**THE REQUEST**
Identify each line below containing the string "Просмотров" and copy it.

**DATASET RECORDS**
§ §
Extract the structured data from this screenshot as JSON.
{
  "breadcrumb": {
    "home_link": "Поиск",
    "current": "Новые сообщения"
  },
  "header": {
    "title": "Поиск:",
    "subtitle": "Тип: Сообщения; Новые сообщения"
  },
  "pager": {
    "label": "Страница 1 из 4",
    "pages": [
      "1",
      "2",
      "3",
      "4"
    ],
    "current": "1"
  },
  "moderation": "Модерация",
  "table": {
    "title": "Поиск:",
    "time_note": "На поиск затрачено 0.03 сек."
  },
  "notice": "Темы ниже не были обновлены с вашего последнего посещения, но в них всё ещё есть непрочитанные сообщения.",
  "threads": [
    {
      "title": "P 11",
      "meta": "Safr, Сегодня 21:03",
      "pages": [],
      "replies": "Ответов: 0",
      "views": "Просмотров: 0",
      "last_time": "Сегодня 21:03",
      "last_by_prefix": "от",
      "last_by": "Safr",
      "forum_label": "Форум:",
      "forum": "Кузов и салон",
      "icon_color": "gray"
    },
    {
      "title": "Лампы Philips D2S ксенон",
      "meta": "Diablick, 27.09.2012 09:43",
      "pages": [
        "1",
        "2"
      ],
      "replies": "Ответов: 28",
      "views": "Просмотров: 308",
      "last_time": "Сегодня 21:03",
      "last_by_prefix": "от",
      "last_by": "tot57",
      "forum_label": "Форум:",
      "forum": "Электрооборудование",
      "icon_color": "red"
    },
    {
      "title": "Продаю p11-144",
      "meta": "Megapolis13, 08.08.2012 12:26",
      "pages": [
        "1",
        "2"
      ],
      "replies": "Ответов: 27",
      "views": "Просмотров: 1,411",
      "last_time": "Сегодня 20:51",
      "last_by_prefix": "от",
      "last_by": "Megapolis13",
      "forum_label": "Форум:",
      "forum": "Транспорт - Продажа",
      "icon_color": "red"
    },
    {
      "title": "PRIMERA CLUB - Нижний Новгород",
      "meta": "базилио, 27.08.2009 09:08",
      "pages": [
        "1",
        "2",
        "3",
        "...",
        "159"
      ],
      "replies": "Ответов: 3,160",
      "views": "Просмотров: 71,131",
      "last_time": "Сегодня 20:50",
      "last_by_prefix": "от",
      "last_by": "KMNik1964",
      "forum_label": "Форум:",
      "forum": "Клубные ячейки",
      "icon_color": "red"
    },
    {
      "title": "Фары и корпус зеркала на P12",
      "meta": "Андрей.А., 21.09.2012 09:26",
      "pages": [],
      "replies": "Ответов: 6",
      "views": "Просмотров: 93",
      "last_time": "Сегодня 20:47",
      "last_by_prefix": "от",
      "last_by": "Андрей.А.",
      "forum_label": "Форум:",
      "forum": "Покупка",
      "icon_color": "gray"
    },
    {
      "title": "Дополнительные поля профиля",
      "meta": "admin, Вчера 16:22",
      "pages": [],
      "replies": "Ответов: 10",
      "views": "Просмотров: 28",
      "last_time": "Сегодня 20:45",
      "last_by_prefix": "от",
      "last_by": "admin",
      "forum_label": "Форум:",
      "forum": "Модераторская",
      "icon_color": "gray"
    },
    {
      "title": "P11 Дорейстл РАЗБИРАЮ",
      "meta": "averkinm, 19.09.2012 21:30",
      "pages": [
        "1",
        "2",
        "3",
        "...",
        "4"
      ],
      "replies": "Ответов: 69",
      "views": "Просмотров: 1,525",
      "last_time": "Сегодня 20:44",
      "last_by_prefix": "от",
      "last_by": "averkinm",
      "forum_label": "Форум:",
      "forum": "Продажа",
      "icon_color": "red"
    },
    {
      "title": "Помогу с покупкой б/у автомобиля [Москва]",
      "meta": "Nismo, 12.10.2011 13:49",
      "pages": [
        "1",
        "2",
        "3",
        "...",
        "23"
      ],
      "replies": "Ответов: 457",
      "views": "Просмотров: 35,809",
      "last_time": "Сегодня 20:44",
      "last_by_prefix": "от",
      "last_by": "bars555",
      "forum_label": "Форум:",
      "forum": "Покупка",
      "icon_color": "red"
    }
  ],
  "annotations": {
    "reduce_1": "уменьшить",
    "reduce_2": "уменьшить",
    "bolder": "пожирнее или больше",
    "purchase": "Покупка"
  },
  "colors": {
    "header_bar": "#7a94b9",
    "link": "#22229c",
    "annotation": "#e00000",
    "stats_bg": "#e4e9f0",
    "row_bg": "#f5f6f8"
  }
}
§ §
**RESPONSE**
      "views": "Просмотров: 0",
      "views": "Просмотров: 308",
      "views": "Просмотров: 1,411",
      "views": "Просмотров: 71,131",
      "views": "Просмотров: 93",
      "views": "Просмотров: 28",
      "views": "Просмотров: 1,525",
      "views": "Просмотров: 35,809",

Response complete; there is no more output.